* _Given problem_: Reproduce the news article about the church arson case in full, word for word.

* _Reading passage_:
Arson case confession presented

| May 28, 2010

SPRINGFIELD – At first blush, the 22-year-old part-time handyman may have seemed an unlikely suspect for a hate crime.

Thomas A. Gleason Jr., a Sixteen Acres kid, was perhaps slightly troubled, but seemed affable enough when a state trooper and an FBI agent first began questioning him in a tiny interview room at the courthouse on State Street in the middle of the night on Jan. 16, 2008, according to testimony in U.S. District Court.

Gleason is one of three men charged in a high-profile church burning that sparked just hours after President Barack Obama was elected that year. Investigators say he and two friends, disgruntled over the success of the nation's first black president, torched the predominantly black Macedonia Church of God in Christ in protest.

Gleason is scheduled to be tried starting June 21. His lawyers have been battling in court to bar a videotaped confession from evidence during ongoing hearings. They argue he was bullied into giving a false confession during more than four hours of interrogation. Investigators maintain it was a standard interview and Gleason's admissions were voluntary.

Charged with committing a hate crime and a federal felony using arson, he faces a minimum 10-year prison sentence if convicted.

Also charged in the case are Michael F. Jacques, 25, and Benjamin F. Haskell, 22.

According to testimony in the hearings, Gleason was scooped up by police and federal agents after one of his codefendants introduced him to an undercover trooper who duped him into agreeing to commit an arson for a fee and bragging about the tactics that started the massive church blaze. It was all caught on tape, unbeknownst to Gleason – at least early on in the interrogation.

* _Data extract_:

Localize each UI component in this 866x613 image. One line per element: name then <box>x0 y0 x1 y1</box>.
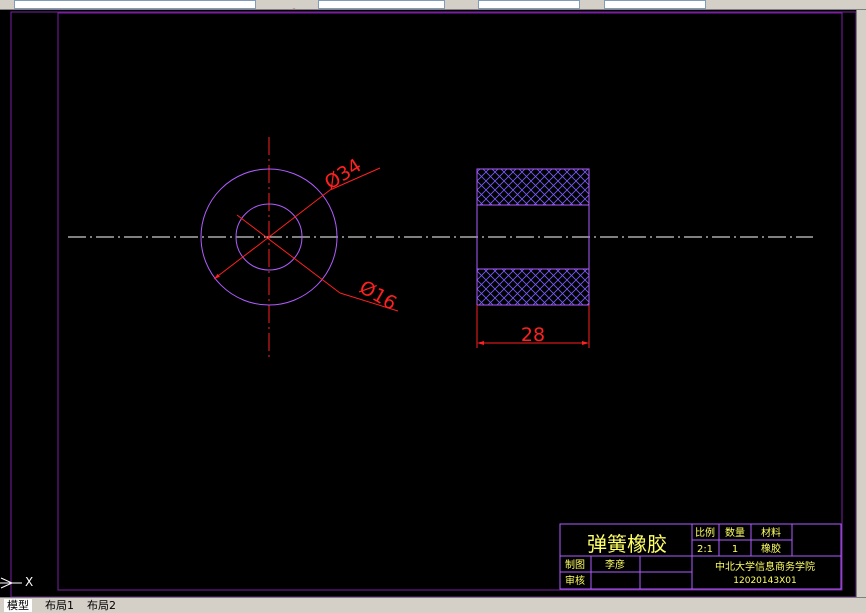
scale-value: 2:1 <box>697 544 713 555</box>
vertical-scrollbar[interactable] <box>856 10 866 597</box>
section-hatch-bottom <box>476 268 590 306</box>
drawn-label: 制图 <box>565 558 585 571</box>
dim-width-arrow-right <box>582 341 589 345</box>
checked-label: 审核 <box>565 574 585 587</box>
drawing-frame <box>57 12 843 591</box>
cad-drawing: Ø34 Ø16 28 弹簧橡胶 比例 数量 材料 2:1 1 橡胶 制图 李彦 … <box>0 11 857 598</box>
tab-layout2[interactable]: 布局2 <box>84 599 119 612</box>
dim-width: 28 <box>521 324 545 346</box>
scale-label: 比例 <box>695 526 715 539</box>
school-name: 中北大学信息商务学院 <box>715 560 815 573</box>
dim-od-leader <box>268 189 331 238</box>
linetype-dropdown[interactable] <box>478 0 580 9</box>
quantity-label: 数量 <box>725 526 745 539</box>
quantity-value: 1 <box>732 544 738 555</box>
drawn-by: 李彦 <box>605 558 625 571</box>
layer-state-icon[interactable] <box>262 0 270 7</box>
drawing-number: 12020143X01 <box>733 576 796 586</box>
part-name: 弹簧橡胶 <box>587 532 667 556</box>
drawing-canvas[interactable]: Ø34 Ø16 28 弹簧橡胶 比例 数量 材料 2:1 1 橡胶 制图 李彦 … <box>0 10 857 598</box>
sheet-outer-border <box>10 11 857 598</box>
dim-outer-diameter: Ø34 <box>321 154 366 194</box>
layer-dropdown[interactable] <box>14 0 256 9</box>
material-label: 材料 <box>761 526 781 539</box>
dim-inner-diameter: Ø16 <box>356 276 401 315</box>
color-dropdown[interactable] <box>318 0 445 9</box>
section-hatch-top <box>476 168 590 206</box>
dim-id-leader <box>236 214 341 294</box>
toolbar-strip <box>0 0 866 10</box>
linetype-icon[interactable] <box>452 0 460 7</box>
layout-tab-bar: 模型 布局1 布局2 <box>0 597 866 613</box>
material-value: 橡胶 <box>761 542 781 555</box>
tab-model[interactable]: 模型 <box>4 599 32 612</box>
dim-od-arrow <box>213 236 270 280</box>
dim-width-arrow-left <box>477 341 484 345</box>
tab-layout1[interactable]: 布局1 <box>42 599 77 612</box>
toolbar-icon[interactable] <box>4 0 12 7</box>
lineweight-icon[interactable] <box>585 0 593 7</box>
lineweight-dropdown[interactable] <box>604 0 706 9</box>
ucs-x-label: X <box>25 575 33 589</box>
layer-prev-icon[interactable] <box>290 0 298 9</box>
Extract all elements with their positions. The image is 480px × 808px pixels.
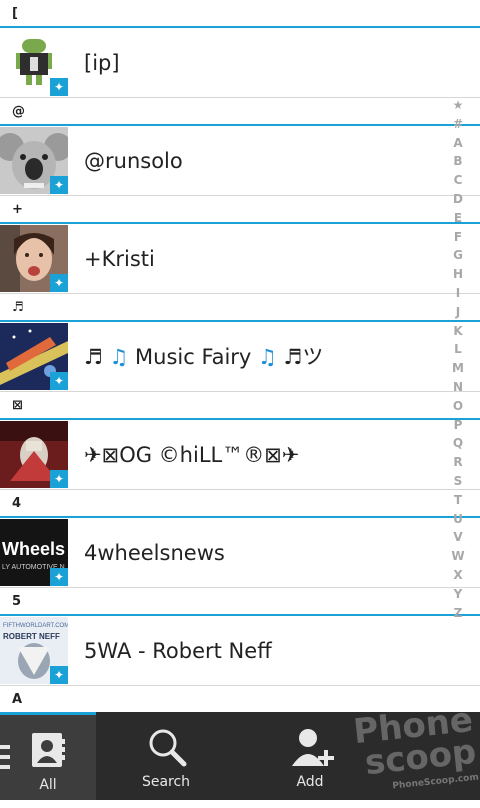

* _Answer in full_:
Arson case confession presented

| May 28, 2010

SPRINGFIELD – At first blush, the 22-year-old part-time handyman may have seemed an unlikely suspect for a hate crime.

Thomas A. Gleason Jr., a Sixteen Acres kid, was perhaps slightly troubled, but seemed affable enough when a state trooper and an FBI agent first began questioning him in a tiny interview room at the courthouse on State Street in the middle of the night on Jan. 16, 2008, according to testimony in U.S. District Court.

Gleason is one of three men charged in a high-profile church burning that sparked just hours after President Barack Obama was elected that year. Investigators say he and two friends, disgruntled over the success of the nation's first black president, torched the predominantly black Macedonia Church of God in Christ in protest.

Gleason is scheduled to be tried starting June 21. His lawyers have been battling in court to bar a videotaped confession from evidence during ongoing hearings. They argue he was bullied into giving a false confession during more than four hours of interrogation. Investigators maintain it was a standard interview and Gleason's admissions were voluntary.

Charged with committing a hate crime and a federal felony using arson, he faces a minimum 10-year prison sentence if convicted.

Also charged in the case are Michael F. Jacques, 25, and Benjamin F. Haskell, 22.

According to testimony in the hearings, Gleason was scooped up by police and federal agents after one of his codefendants introduced him to an undercover trooper who duped him into agreeing to commit an arson for a fee and bragging about the tactics that started the massive church blaze. It was all caught on tape, unbeknownst to Gleason – at least early on in the interrogation.